## Start Records for this task

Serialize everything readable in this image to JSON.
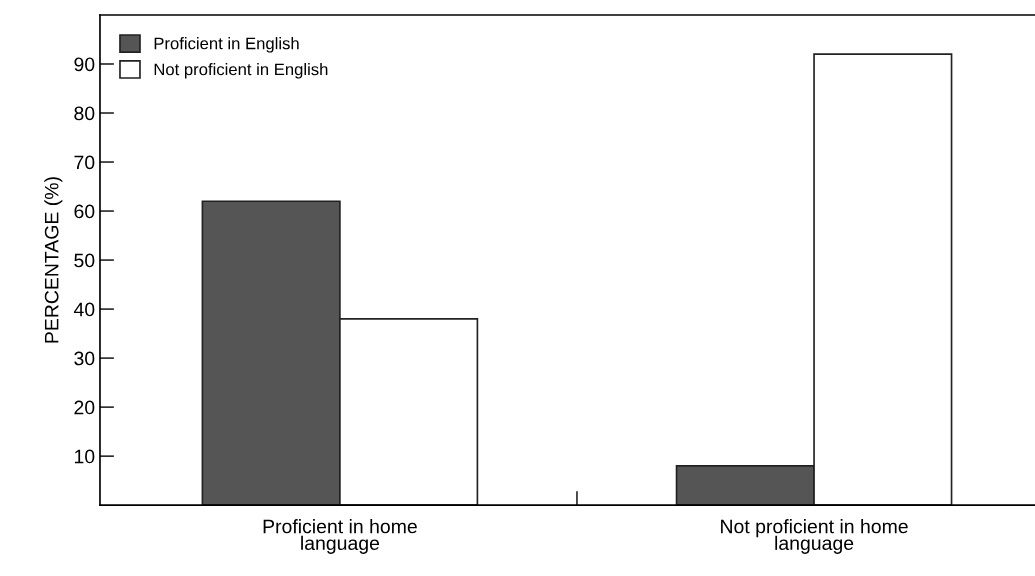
{
  "chart_data": {
    "type": "bar",
    "ylabel": "PERCENTAGE (%)",
    "categories": [
      "Proficient in home language",
      "Not proficient in home language"
    ],
    "series": [
      {
        "name": "Proficient in English",
        "color": "#555555",
        "values": [
          62,
          8
        ]
      },
      {
        "name": "Not proficient in English",
        "color": "#ffffff",
        "values": [
          38,
          92
        ]
      }
    ],
    "ylim": [
      0,
      100
    ],
    "yticks": [
      10,
      20,
      30,
      40,
      50,
      60,
      70,
      80,
      90
    ],
    "legend": "top left",
    "grid": false
  }
}
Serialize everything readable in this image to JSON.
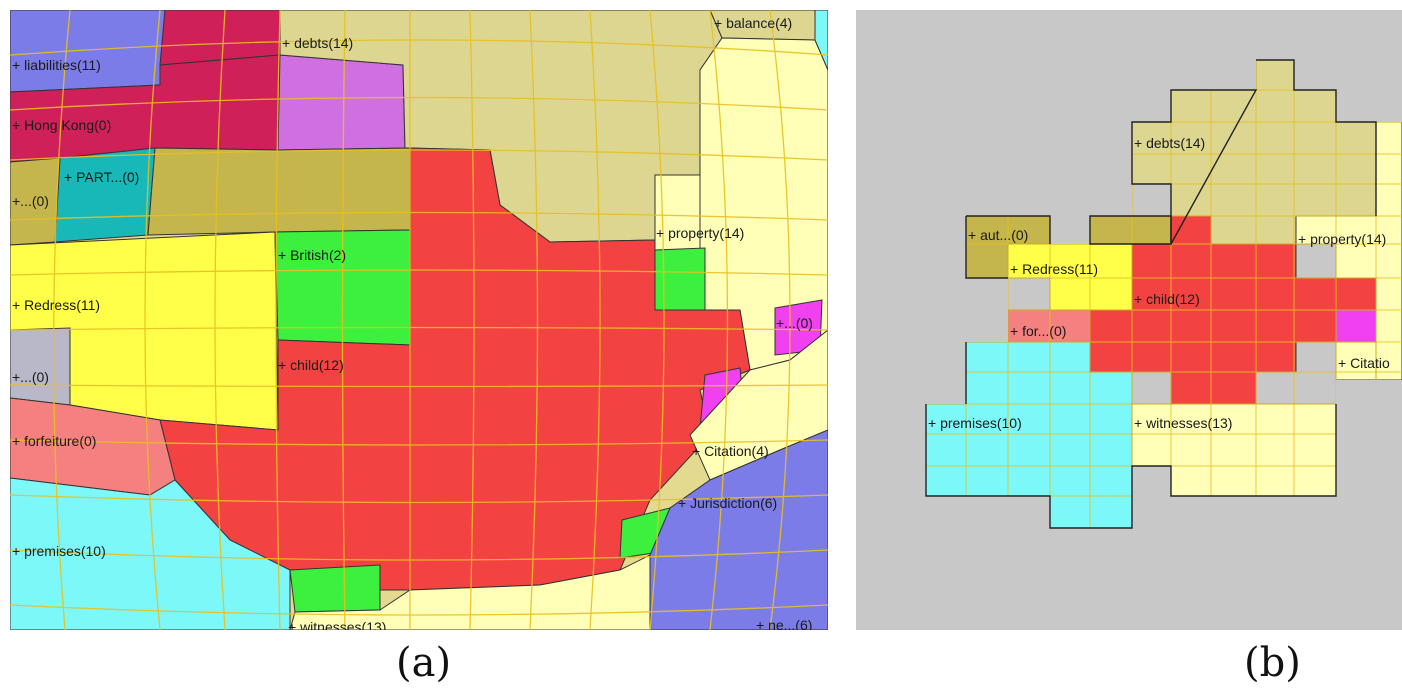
{
  "captions": {
    "a": "(a)",
    "b": "(b)"
  },
  "panel_a": {
    "labels": {
      "debts": "+ debts(14)",
      "balance": "+ balance(4)",
      "liabilities": "+ liabilities(11)",
      "hongkong": "+ Hong Kong(0)",
      "part": "+ PART...(0)",
      "dots1": "+...(0)",
      "property": "+ property(14)",
      "british": "+ British(2)",
      "redress": "+ Redress(11)",
      "dots_right": "+...(0)",
      "child": "+ child(12)",
      "dots2": "+...(0)",
      "forfeiture": "+ forfeiture(0)",
      "citation": "+ Citation(4)",
      "jurisdiction": "+ Jurisdiction(6)",
      "premises": "+ premises(10)",
      "witnesses": "+ witnesses(13)",
      "bottom_right": "+ ne...(6)"
    }
  },
  "panel_b": {
    "labels": {
      "debts": "+ debts(14)",
      "aut": "+ aut...(0)",
      "property": "+ property(14)",
      "redress": "+ Redress(11)",
      "child": "+ child(12)",
      "for": "+ for...(0)",
      "citation": "+ Citatio",
      "premises": "+ premises(10)",
      "witnesses": "+ witnesses(13)"
    }
  },
  "colors": {
    "red": "#f24242",
    "yellow": "#ffff4a",
    "pale_yellow": "#ffffb8",
    "khaki": "#dcd690",
    "olive": "#c4b64c",
    "green": "#3ef03e",
    "teal": "#19b8b8",
    "cyan": "#7cf8f8",
    "magenta": "#f040f0",
    "crimson": "#d0205a",
    "violet": "#d070e0",
    "periwinkle": "#7c7ce8",
    "salmon": "#f48080",
    "grey": "#b8b8c8",
    "grid": "#e8c020"
  }
}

## End Records for this task

▶ Work to do: Copy the listing in full and without alteration, omitting every picture.

▶ Output for this exercise:
Serialize everything readable in this image to JSON.
{
  "chart_data": {
    "type": "bar",
    "ylabel": "PERCENTAGE (%)",
    "categories": [
      "Proficient in home language",
      "Not proficient in home language"
    ],
    "series": [
      {
        "name": "Proficient in English",
        "color": "#555555",
        "values": [
          62,
          8
        ]
      },
      {
        "name": "Not proficient in English",
        "color": "#ffffff",
        "values": [
          38,
          92
        ]
      }
    ],
    "ylim": [
      0,
      100
    ],
    "yticks": [
      10,
      20,
      30,
      40,
      50,
      60,
      70,
      80,
      90
    ],
    "legend": "top left",
    "grid": false
  }
}
Serialize everything readable in this image to JSON.
{
  "captions": {
    "a": "(a)",
    "b": "(b)"
  },
  "panel_a": {
    "labels": {
      "debts": "+ debts(14)",
      "balance": "+ balance(4)",
      "liabilities": "+ liabilities(11)",
      "hongkong": "+ Hong Kong(0)",
      "part": "+ PART...(0)",
      "dots1": "+...(0)",
      "property": "+ property(14)",
      "british": "+ British(2)",
      "redress": "+ Redress(11)",
      "dots_right": "+...(0)",
      "child": "+ child(12)",
      "dots2": "+...(0)",
      "forfeiture": "+ forfeiture(0)",
      "citation": "+ Citation(4)",
      "jurisdiction": "+ Jurisdiction(6)",
      "premises": "+ premises(10)",
      "witnesses": "+ witnesses(13)",
      "bottom_right": "+ ne...(6)"
    }
  },
  "panel_b": {
    "labels": {
      "debts": "+ debts(14)",
      "aut": "+ aut...(0)",
      "property": "+ property(14)",
      "redress": "+ Redress(11)",
      "child": "+ child(12)",
      "for": "+ for...(0)",
      "citation": "+ Citatio",
      "premises": "+ premises(10)",
      "witnesses": "+ witnesses(13)"
    }
  },
  "colors": {
    "red": "#f24242",
    "yellow": "#ffff4a",
    "pale_yellow": "#ffffb8",
    "khaki": "#dcd690",
    "olive": "#c4b64c",
    "green": "#3ef03e",
    "teal": "#19b8b8",
    "cyan": "#7cf8f8",
    "magenta": "#f040f0",
    "crimson": "#d0205a",
    "violet": "#d070e0",
    "periwinkle": "#7c7ce8",
    "salmon": "#f48080",
    "grey": "#b8b8c8",
    "grid": "#e8c020"
  }
}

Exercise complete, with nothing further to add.